_Goal_: Scan the data below and pick out the lines containing the word "JSON".

>> begin Data supplied

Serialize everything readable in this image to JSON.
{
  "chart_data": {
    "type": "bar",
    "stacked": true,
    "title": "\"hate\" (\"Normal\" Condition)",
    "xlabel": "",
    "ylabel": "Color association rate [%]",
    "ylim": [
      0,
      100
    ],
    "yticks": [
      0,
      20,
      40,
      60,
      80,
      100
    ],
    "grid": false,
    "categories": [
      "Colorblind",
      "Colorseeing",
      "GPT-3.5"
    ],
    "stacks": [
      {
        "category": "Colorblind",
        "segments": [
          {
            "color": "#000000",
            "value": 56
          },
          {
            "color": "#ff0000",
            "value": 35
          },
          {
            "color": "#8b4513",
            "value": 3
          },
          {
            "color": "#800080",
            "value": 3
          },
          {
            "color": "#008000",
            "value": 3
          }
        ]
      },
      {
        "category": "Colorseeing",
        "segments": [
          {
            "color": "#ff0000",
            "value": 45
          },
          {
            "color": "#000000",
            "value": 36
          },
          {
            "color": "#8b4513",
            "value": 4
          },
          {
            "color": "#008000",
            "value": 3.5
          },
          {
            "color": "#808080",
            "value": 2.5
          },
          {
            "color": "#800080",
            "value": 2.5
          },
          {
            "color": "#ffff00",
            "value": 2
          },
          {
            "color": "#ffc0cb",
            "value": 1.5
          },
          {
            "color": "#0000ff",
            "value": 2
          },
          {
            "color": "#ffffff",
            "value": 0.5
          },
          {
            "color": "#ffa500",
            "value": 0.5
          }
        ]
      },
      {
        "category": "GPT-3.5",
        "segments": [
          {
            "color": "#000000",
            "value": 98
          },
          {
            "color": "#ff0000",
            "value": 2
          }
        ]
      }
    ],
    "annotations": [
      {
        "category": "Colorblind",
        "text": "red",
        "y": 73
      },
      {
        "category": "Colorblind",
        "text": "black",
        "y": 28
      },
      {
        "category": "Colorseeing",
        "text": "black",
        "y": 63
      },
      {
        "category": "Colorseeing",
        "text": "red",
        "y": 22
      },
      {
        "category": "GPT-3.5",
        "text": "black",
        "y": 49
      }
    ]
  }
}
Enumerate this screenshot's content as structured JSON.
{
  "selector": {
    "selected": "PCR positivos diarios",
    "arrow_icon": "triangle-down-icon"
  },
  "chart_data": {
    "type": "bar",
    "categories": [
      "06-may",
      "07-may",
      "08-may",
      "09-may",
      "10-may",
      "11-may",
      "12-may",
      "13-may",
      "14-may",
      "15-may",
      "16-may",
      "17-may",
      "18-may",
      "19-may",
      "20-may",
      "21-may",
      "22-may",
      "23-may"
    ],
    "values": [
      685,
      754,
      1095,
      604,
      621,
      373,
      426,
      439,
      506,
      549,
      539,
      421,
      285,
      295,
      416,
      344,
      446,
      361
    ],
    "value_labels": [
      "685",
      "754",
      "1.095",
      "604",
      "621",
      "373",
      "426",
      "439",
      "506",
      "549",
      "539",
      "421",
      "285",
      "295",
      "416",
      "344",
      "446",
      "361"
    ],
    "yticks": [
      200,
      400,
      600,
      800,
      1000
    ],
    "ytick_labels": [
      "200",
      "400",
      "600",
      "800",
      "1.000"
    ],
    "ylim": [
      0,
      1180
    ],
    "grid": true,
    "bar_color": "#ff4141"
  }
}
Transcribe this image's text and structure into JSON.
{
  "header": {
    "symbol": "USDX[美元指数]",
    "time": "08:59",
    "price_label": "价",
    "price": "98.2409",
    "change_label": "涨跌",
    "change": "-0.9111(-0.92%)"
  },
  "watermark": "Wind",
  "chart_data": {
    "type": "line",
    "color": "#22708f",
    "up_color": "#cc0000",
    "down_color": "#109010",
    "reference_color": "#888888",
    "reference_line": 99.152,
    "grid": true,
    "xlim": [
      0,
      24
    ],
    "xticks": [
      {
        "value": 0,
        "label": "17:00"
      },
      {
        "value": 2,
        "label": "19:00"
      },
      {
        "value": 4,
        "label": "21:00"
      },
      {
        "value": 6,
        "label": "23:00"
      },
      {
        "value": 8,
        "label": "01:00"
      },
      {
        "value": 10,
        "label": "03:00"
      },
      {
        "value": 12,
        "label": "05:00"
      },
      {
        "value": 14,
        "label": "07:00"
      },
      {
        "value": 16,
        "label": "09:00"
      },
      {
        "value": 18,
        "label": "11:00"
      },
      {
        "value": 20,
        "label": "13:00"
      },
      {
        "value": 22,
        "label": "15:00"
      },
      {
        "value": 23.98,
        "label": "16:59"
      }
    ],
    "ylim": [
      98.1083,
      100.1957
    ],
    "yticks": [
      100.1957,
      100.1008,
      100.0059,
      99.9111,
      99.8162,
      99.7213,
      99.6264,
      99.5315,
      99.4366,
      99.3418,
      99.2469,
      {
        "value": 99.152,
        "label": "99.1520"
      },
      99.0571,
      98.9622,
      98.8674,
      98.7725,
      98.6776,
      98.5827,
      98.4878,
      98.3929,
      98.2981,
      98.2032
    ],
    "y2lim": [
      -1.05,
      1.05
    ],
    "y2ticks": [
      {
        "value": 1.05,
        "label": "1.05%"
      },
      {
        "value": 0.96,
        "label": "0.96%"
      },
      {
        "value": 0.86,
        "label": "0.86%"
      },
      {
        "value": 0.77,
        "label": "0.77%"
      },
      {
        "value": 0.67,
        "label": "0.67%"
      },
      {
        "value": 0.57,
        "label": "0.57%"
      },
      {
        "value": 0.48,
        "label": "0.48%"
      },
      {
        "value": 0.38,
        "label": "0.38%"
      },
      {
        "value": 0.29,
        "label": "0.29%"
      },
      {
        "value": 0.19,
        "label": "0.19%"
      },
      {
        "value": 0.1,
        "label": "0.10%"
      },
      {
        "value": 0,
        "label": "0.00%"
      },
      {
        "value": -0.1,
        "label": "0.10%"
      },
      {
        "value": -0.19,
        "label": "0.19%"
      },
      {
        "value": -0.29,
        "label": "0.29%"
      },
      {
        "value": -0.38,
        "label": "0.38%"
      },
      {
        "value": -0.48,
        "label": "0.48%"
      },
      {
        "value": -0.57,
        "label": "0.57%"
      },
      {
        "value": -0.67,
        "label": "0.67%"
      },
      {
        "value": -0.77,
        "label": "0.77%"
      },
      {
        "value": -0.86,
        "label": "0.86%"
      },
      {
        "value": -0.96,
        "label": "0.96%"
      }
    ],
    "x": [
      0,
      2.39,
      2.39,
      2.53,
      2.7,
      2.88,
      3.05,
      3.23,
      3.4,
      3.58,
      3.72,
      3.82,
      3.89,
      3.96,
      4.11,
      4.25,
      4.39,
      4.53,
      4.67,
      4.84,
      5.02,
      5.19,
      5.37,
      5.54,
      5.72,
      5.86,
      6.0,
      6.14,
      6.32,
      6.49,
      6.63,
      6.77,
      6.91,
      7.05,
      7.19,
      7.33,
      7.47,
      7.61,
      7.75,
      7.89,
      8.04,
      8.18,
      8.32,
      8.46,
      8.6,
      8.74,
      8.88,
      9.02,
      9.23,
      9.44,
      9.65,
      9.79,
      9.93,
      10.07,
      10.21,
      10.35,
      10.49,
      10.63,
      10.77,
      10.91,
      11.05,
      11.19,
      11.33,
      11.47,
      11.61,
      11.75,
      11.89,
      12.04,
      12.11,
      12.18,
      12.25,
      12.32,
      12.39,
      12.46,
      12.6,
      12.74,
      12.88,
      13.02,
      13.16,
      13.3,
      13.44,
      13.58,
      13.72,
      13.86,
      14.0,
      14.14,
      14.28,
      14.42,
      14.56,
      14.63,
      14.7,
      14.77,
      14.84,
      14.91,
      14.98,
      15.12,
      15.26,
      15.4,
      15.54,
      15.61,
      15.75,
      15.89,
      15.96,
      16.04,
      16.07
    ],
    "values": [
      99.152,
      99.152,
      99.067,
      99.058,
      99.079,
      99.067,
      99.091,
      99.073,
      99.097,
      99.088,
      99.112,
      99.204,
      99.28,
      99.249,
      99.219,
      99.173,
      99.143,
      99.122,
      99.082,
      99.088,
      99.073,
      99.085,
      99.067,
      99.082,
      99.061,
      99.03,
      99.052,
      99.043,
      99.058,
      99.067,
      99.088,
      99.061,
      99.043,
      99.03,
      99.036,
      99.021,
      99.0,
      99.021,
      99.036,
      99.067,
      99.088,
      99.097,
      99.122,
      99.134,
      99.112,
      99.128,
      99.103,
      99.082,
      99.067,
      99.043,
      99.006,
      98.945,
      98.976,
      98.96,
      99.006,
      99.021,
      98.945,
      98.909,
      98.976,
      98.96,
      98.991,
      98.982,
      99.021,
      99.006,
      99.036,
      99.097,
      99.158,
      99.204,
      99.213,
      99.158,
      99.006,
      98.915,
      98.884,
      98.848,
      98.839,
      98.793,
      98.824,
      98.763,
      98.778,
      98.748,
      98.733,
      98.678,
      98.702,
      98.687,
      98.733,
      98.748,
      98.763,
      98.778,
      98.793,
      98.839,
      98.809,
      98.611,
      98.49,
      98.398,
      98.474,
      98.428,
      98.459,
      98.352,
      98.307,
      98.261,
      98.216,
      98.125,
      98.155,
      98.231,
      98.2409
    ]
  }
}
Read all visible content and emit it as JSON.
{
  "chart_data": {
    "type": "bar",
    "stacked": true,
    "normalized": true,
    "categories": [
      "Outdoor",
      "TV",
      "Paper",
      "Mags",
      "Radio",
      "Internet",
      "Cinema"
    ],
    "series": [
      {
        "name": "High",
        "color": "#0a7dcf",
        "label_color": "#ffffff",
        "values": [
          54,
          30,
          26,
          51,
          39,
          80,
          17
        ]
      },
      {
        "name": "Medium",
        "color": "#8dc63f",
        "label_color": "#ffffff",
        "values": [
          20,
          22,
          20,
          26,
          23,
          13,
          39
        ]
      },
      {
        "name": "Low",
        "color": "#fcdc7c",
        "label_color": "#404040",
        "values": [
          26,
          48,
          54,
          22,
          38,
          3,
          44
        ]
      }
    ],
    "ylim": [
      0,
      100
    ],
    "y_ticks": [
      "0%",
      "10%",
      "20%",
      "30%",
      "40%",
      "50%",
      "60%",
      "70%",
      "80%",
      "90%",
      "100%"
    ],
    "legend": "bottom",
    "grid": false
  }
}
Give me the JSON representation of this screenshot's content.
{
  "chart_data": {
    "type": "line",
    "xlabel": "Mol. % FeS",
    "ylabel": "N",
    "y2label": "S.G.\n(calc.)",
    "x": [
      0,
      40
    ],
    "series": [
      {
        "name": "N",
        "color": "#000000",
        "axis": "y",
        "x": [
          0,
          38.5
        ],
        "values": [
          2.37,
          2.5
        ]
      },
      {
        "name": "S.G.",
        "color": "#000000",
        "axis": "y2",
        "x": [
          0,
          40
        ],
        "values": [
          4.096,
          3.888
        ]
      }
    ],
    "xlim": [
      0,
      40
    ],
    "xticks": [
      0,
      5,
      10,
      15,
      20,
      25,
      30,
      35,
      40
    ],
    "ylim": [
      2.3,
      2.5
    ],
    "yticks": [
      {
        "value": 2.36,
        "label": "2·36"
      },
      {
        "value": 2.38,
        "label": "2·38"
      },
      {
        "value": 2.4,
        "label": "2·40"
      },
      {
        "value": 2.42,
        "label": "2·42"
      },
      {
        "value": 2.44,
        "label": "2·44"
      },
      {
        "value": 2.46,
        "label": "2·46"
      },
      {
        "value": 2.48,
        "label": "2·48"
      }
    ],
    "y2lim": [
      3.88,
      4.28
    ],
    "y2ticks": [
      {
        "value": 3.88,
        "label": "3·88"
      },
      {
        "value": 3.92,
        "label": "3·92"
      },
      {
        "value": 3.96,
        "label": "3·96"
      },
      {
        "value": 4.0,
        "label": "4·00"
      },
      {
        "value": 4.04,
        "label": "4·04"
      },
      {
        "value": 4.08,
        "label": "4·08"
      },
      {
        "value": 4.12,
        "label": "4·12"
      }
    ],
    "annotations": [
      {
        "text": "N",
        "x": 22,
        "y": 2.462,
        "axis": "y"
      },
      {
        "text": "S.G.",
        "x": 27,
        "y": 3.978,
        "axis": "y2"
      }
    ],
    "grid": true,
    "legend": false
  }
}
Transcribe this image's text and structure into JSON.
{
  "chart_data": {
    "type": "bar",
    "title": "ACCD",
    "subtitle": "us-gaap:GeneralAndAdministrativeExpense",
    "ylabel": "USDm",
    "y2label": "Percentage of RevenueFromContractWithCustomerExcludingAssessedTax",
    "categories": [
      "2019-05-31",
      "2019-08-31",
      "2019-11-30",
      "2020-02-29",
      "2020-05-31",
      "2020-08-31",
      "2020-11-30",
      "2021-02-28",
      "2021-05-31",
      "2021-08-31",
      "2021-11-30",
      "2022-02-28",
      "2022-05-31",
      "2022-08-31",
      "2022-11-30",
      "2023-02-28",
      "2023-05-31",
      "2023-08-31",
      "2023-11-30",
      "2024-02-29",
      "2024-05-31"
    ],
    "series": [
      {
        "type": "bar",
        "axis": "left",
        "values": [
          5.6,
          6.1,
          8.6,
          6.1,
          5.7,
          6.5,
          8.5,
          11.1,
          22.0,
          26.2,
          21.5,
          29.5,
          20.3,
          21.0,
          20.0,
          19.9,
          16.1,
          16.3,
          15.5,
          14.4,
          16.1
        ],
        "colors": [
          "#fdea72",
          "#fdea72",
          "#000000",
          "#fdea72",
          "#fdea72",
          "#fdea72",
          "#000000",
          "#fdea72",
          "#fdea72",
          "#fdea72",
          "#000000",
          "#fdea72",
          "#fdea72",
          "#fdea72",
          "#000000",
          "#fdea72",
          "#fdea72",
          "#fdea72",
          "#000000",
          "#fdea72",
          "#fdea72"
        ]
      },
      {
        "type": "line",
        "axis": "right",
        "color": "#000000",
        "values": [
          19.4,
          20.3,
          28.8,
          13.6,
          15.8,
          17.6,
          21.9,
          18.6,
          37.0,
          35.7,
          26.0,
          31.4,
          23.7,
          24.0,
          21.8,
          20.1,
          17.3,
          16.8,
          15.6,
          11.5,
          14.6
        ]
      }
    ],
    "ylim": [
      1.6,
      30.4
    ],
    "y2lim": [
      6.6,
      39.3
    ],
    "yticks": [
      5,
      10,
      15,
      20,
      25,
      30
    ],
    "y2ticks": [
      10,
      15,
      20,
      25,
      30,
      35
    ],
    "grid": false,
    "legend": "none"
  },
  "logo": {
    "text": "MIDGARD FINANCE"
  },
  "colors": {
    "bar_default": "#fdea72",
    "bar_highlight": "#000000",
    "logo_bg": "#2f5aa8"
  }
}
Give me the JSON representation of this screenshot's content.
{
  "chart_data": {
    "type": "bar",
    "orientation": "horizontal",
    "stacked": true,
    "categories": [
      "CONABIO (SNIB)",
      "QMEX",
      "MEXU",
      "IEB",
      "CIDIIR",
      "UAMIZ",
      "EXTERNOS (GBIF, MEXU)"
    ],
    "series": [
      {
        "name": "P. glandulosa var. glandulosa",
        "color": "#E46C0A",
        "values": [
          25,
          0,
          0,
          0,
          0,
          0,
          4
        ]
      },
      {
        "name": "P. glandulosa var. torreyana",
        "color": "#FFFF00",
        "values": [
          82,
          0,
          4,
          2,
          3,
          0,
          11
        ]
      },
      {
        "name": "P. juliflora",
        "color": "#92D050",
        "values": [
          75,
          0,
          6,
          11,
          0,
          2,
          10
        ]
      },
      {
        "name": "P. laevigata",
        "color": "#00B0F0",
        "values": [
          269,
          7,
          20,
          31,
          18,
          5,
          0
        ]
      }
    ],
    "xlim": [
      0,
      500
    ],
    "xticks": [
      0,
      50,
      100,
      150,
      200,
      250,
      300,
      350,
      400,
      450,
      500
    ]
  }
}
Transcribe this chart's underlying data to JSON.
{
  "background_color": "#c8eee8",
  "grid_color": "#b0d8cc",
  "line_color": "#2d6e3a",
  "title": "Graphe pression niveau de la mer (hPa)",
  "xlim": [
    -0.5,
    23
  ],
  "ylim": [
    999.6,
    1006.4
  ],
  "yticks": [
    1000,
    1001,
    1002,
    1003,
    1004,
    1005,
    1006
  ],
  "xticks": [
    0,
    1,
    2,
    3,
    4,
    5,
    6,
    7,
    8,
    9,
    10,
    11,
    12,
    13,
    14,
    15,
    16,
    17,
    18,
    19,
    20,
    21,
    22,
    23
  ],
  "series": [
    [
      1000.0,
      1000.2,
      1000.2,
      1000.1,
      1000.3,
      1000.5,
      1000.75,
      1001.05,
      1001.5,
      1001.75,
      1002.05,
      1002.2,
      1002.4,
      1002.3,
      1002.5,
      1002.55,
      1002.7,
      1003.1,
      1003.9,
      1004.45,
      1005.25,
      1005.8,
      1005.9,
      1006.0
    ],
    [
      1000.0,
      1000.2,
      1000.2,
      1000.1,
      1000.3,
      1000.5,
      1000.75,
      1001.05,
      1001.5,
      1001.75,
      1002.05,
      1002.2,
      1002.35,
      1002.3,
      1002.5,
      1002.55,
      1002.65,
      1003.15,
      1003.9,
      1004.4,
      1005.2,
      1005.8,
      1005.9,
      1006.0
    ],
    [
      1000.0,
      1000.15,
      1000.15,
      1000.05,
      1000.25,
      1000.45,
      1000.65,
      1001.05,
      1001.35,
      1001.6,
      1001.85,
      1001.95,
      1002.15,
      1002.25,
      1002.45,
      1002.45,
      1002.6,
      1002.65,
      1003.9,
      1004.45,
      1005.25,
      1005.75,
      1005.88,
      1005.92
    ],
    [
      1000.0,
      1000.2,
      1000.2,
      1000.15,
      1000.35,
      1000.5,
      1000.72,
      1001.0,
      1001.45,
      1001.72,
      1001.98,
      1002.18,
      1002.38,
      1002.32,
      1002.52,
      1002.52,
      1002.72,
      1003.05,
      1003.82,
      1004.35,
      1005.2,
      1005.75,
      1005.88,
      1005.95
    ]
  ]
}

>> end Data supplied

_Solution for this task_:
Serialize everything readable in this image to JSON.
Enumerate this screenshot's content as structured JSON.
Transcribe this image's text and structure into JSON.
Read all visible content and emit it as JSON.
Give me the JSON representation of this screenshot's content.
Transcribe this image's text and structure into JSON.
Give me the JSON representation of this screenshot's content.
Transcribe this chart's underlying data to JSON.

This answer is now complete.